Your instructions | Find all lines in the listing that include the word "montados", then copy them.

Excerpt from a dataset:
- - - - - - -

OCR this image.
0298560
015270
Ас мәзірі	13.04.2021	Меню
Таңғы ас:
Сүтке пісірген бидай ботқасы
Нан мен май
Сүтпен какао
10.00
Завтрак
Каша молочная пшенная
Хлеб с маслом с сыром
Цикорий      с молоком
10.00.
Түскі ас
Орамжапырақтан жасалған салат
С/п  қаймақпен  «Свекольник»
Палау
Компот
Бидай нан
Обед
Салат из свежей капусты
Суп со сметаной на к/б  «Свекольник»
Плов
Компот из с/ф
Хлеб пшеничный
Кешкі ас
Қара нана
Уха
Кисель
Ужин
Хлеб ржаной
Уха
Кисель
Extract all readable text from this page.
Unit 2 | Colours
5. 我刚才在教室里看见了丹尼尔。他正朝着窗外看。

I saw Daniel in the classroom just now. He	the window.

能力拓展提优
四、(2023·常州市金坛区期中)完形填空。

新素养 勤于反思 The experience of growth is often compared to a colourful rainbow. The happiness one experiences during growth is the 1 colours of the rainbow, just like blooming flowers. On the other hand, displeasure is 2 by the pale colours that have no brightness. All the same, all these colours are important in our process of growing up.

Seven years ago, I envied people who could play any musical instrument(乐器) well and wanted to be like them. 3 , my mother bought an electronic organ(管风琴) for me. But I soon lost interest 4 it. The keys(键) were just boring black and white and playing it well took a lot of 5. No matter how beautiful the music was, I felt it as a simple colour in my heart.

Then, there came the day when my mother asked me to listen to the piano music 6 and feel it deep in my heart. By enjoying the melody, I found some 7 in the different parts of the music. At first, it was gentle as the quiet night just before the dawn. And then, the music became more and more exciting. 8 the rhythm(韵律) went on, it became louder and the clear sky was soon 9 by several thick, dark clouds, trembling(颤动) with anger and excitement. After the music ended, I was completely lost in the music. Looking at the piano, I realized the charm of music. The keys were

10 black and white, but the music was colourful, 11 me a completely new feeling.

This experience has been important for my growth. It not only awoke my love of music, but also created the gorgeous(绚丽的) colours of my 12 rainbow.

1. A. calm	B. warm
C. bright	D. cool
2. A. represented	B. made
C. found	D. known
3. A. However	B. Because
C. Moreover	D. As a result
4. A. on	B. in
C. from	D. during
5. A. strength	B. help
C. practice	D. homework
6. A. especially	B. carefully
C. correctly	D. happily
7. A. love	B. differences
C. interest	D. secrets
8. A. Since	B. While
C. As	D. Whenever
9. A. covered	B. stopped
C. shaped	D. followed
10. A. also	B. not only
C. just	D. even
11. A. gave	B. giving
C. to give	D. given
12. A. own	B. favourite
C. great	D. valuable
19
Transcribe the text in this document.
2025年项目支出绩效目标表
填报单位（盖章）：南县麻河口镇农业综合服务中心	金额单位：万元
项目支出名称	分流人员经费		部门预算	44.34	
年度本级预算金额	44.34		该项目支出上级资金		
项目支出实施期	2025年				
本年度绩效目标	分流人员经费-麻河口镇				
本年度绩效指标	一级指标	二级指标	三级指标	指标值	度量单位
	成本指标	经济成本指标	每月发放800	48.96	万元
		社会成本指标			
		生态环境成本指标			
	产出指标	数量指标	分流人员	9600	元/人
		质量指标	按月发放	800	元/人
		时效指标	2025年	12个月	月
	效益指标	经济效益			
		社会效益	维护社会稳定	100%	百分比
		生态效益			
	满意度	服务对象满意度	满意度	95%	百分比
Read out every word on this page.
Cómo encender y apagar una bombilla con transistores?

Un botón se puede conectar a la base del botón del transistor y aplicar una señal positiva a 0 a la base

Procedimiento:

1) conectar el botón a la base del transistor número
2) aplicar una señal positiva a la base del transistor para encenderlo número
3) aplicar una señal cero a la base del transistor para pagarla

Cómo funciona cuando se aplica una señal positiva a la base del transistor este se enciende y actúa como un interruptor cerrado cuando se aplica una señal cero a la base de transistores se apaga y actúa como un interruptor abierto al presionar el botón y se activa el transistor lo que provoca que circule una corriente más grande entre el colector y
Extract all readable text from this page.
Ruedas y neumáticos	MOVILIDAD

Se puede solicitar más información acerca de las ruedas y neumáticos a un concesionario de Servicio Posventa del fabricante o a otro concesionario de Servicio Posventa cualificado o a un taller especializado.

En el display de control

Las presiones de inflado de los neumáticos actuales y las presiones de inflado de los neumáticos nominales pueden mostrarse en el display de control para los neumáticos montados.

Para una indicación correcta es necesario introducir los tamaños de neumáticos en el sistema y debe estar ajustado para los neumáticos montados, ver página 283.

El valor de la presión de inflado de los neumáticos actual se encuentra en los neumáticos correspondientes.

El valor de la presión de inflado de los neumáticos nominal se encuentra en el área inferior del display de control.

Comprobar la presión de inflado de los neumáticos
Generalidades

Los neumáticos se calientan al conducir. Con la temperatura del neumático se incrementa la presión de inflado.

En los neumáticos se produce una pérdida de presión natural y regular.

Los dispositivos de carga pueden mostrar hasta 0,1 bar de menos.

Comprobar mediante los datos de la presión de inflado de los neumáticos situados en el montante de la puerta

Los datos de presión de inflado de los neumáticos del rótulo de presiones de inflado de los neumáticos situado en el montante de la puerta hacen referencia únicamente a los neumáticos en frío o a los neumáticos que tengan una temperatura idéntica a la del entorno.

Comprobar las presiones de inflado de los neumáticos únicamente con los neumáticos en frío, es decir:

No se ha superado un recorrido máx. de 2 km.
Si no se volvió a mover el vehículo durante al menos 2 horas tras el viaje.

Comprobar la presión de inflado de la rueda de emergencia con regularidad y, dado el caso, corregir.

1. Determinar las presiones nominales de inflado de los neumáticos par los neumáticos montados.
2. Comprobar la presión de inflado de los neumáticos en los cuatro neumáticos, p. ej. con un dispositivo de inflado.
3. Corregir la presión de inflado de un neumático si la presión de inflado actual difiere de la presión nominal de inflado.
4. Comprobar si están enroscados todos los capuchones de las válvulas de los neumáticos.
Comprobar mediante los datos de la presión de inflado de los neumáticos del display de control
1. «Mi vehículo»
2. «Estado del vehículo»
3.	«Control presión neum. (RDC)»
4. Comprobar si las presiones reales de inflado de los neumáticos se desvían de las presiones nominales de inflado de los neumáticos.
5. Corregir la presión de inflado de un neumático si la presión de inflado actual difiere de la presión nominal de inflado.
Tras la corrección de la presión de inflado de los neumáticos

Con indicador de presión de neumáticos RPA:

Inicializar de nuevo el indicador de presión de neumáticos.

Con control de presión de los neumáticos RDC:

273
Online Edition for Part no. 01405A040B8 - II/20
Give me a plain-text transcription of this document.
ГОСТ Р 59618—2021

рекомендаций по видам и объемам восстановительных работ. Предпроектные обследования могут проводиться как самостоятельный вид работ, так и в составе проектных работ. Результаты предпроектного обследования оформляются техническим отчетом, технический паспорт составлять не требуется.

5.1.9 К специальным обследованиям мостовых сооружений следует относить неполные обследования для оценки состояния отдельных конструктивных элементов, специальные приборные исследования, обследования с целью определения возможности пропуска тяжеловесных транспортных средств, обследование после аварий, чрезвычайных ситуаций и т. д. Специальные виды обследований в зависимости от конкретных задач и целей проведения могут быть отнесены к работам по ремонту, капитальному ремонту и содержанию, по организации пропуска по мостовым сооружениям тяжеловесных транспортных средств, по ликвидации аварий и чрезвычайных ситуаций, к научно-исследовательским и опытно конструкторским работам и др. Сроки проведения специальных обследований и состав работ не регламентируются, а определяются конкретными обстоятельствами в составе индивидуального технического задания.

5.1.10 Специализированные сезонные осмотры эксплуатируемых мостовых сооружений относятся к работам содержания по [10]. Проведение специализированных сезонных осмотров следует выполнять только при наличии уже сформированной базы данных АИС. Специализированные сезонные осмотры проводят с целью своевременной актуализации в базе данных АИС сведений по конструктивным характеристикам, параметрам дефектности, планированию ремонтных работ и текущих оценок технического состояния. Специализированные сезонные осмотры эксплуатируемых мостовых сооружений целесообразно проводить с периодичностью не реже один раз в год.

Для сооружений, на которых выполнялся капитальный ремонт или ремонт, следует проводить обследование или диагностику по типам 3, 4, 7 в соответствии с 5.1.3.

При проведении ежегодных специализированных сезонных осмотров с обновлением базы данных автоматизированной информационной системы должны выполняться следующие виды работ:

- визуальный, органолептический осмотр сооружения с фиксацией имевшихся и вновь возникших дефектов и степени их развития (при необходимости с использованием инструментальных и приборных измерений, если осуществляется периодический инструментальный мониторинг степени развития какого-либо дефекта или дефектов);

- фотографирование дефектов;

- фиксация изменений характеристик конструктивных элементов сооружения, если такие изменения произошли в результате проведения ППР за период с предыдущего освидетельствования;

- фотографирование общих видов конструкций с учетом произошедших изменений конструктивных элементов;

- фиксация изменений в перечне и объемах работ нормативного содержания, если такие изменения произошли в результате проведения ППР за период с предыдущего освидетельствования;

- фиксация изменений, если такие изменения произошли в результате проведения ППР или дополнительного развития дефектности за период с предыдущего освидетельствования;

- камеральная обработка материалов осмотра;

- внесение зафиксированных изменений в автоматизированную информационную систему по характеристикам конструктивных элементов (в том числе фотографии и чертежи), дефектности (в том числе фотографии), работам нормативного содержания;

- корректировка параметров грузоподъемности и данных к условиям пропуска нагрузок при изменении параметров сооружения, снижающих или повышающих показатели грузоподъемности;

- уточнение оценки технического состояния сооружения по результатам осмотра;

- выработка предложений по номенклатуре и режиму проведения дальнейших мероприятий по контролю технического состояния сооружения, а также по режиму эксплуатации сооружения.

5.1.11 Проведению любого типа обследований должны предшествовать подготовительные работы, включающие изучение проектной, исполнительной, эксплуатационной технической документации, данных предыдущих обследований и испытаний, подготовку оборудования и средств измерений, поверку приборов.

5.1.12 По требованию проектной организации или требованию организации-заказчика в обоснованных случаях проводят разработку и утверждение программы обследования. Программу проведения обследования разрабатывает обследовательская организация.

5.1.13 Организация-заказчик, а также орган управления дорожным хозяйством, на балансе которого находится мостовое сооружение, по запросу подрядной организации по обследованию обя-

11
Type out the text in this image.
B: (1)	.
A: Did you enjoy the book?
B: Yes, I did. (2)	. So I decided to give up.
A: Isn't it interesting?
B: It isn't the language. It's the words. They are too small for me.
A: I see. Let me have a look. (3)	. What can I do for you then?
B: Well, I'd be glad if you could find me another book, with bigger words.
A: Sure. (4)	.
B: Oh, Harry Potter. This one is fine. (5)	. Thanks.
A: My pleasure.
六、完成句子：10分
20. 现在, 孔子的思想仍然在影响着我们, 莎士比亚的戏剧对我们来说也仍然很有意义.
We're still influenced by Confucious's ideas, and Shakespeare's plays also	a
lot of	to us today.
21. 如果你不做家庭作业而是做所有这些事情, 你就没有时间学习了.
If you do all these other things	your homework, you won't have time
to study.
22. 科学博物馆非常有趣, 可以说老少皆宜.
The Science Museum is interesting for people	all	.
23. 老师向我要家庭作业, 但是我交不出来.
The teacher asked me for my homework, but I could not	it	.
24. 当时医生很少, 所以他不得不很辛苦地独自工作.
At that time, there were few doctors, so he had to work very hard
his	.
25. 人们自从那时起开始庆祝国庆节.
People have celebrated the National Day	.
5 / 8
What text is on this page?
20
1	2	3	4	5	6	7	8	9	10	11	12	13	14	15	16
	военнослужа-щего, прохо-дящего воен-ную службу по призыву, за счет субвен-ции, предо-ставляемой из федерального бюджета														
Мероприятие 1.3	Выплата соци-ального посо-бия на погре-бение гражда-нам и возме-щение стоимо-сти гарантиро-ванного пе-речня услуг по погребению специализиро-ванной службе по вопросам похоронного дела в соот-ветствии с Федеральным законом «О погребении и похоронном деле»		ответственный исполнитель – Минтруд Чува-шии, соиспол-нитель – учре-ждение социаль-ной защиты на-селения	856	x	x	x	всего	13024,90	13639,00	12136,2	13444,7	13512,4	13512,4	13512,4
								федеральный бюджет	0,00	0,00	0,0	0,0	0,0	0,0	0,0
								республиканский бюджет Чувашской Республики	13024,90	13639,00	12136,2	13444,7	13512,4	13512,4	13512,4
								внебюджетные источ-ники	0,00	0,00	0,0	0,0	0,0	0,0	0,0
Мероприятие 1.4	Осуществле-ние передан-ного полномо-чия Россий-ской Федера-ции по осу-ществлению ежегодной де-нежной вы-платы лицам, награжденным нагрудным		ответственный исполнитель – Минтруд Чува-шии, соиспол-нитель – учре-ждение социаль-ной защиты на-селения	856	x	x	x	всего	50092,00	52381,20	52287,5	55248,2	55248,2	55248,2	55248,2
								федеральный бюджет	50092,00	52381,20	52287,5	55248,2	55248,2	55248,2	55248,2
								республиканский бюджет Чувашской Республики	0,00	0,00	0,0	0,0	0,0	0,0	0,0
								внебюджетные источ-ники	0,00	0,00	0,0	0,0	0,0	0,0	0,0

- - - - - - -

Full solution |
Las presiones de inflado de los neumáticos actuales y las presiones de inflado de los neumáticos nominales pueden mostrarse en el display de control para los neumáticos montados.
Para una indicación correcta es necesario introducir los tamaños de neumáticos en el sistema y debe estar ajustado para los neumáticos montados, ver página 283.
1. Determinar las presiones nominales de inflado de los neumáticos par los neumáticos montados.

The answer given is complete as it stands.